(Dataset items)
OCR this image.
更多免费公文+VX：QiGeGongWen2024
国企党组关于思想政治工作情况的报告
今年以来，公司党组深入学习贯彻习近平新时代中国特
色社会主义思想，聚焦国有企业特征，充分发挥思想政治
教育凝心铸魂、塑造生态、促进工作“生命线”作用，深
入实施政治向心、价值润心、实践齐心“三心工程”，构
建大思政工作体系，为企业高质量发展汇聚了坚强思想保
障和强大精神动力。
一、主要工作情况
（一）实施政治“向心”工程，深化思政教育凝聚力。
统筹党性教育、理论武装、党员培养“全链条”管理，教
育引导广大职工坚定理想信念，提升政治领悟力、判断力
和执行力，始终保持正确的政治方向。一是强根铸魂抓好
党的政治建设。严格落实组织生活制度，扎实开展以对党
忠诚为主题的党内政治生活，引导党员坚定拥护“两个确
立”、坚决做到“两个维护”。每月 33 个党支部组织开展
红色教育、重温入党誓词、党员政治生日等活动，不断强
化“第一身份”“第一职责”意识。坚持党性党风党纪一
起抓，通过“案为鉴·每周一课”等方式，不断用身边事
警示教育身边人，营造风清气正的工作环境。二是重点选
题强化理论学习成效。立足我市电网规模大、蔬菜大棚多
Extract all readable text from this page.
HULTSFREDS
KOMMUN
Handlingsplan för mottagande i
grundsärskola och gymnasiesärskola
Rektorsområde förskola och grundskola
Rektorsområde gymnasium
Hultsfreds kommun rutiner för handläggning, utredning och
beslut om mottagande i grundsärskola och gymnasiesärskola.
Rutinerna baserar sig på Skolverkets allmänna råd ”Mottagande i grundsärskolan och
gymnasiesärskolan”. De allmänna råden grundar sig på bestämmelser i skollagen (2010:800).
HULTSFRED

Written problem: Copy down the material exactly as written.

Reply:
OCR this image.
更多免费公文+VX：QiGeGongWen2024
国企党组关于思想政治工作情况的报告
今年以来，公司党组深入学习贯彻习近平新时代中国特
色社会主义思想，聚焦国有企业特征，充分发挥思想政治
教育凝心铸魂、塑造生态、促进工作“生命线”作用，深
入实施政治向心、价值润心、实践齐心“三心工程”，构
建大思政工作体系，为企业高质量发展汇聚了坚强思想保
障和强大精神动力。
一、主要工作情况
（一）实施政治“向心”工程，深化思政教育凝聚力。
统筹党性教育、理论武装、党员培养“全链条”管理，教
育引导广大职工坚定理想信念，提升政治领悟力、判断力
和执行力，始终保持正确的政治方向。一是强根铸魂抓好
党的政治建设。严格落实组织生活制度，扎实开展以对党
忠诚为主题的党内政治生活，引导党员坚定拥护“两个确
立”、坚决做到“两个维护”。每月 33 个党支部组织开展
红色教育、重温入党誓词、党员政治生日等活动，不断强
化“第一身份”“第一职责”意识。坚持党性党风党纪一
起抓，通过“案为鉴·每周一课”等方式，不断用身边事
警示教育身边人，营造风清气正的工作环境。二是重点选
题强化理论学习成效。立足我市电网规模大、蔬菜大棚多
Extract all readable text from this page.
HULTSFREDS
KOMMUN
Handlingsplan för mottagande i
grundsärskola och gymnasiesärskola
Rektorsområde förskola och grundskola
Rektorsområde gymnasium
Hultsfreds kommun rutiner för handläggning, utredning och
beslut om mottagande i grundsärskola och gymnasiesärskola.
Rutinerna baserar sig på Skolverkets allmänna råd ”Mottagande i grundsärskolan och
gymnasiesärskolan”. De allmänna råden grundar sig på bestämmelser i skollagen (2010:800).
HULTSFRED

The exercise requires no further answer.